┌─ Dataset records

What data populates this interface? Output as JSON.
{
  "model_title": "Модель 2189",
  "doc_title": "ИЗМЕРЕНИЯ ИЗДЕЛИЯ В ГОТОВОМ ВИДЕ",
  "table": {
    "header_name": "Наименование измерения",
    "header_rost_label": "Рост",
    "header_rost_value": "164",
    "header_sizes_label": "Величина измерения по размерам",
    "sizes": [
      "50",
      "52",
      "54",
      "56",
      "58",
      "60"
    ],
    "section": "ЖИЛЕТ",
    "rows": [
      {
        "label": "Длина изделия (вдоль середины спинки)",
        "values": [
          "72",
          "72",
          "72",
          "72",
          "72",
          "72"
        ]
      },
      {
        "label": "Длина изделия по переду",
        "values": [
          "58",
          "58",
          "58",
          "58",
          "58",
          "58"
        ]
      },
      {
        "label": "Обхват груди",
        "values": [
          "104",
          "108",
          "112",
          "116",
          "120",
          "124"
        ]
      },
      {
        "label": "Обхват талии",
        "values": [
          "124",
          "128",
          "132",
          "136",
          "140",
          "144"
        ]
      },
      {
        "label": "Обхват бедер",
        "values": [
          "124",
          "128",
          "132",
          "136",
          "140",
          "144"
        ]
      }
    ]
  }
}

└─

What is expected>
Isolate the lines above that contain the word "Обхват" and copy them.

Solution to this exercise>
        "label": "Обхват груди",
        "label": "Обхват талии",
        "label": "Обхват бедер",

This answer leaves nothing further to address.